**AUFGABE**
Nenne alle Wörter und Wendungen, die im Textauszug über Oda und Lisbet in Anführungszeichen stehen.

Oda und Lisbet wachsen an der norwegischen Küste auf. Als sie Teenager sind, bricht der zweite Weltkrieg aus. Für die Mädchen ändert sich damit im Grunde nichts – in den weiten Schärengärten bekommt man kaum etwas mit von der Gewalt in Zentraleuropa. Doch dann wird Norwegen von den Deutschen besetzt und norwegische Familien werden dazu verpflichtet, deutsche Soldaten in ihre Häuser aufzunehmen.
Was dann passiert, ist vorhersehbar: die Mädchen verlieben sich in die Männer, die aus dem fernen Deutschland in ihre Heimat gesandt wurden. Sie sehen sie nicht mit den Augen der Erwachsenen – als Feind – sondern einfach als nette junge Männer, die genauso voller Träume und Hoffnungen sind wie sie selbst. Sie müssen ihre Liebe geheim halten, denn norwegische Mädchen, die sich mit „dem Feind“ einlassen, sind verpönt und haben es schwer. Als beide Mädchen Kinder von den deutschen Soldaten erwarten und sie sich mit ihren Familien überwerfen, wird aus der erträumten wunderbaren Zukunft nach Kriegsende ein Minenfeld, in dem Oda und Lisbet viele Träume begraben und viele Opfer bringen müssen.

Die Mädchen haben Glück im Unglück, als sie an ein Haus des „Lebensbornvereins“ verwiesen werden, in dem für norwegische Mädchen gesorgt wird, die Kinder von Deutschen erwarten. Im Buch erfährt man, welche Rolle diesem Verein zukam: er vermittelte Adoptionen solcher Kinder nach Deutschland – mit dem Hintergrund, dass die Kinder von Deutschen und Norwegern als arisch rein galten. Nicht umsonst wurden Lebensbornheime hinter vorgehaltener Hand als „Zuchtanstalten“ bezeichnet. Sie hatten eine zwiespältige Rolle inne: einerseits haben sie tatsächlich vielen jungen Mädchen ohne Perspektive Zuflucht geboten und sie „durchgebracht“ – wer weiß, was sonst aus ihnen geworden wäre. Andererseits war der dahinter liegende Gedanke vom reinen Rassendenken getrieben.

**ZEILEN**
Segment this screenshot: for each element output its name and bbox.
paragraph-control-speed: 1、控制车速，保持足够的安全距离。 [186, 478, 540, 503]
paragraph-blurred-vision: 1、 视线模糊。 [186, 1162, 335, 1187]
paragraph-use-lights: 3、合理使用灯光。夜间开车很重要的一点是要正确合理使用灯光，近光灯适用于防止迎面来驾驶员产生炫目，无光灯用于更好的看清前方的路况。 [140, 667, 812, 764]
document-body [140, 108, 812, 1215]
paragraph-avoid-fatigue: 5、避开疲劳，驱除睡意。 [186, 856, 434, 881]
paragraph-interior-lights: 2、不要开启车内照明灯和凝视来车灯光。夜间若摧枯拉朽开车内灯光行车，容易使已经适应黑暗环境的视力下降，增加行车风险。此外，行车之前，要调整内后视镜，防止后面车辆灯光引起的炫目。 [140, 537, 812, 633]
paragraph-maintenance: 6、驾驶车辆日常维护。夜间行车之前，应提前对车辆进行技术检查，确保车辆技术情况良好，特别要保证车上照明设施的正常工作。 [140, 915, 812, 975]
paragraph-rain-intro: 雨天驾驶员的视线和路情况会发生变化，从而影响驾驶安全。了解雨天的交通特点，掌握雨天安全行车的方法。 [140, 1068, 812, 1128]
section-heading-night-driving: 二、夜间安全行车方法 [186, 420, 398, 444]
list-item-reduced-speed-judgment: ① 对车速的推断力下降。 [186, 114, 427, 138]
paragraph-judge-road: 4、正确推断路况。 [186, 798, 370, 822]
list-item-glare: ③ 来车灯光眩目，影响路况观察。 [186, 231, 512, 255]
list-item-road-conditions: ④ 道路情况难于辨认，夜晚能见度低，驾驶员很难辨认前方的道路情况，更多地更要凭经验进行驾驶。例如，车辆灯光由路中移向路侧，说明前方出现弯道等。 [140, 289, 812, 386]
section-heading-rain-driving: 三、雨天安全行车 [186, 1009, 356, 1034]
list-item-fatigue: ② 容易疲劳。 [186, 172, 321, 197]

**VOLLSTÄNDIGE ANTWORT**
- „dem Feind“
- „Lebensbornvereins“
- „Zuchtanstalten“
- „durchgebracht“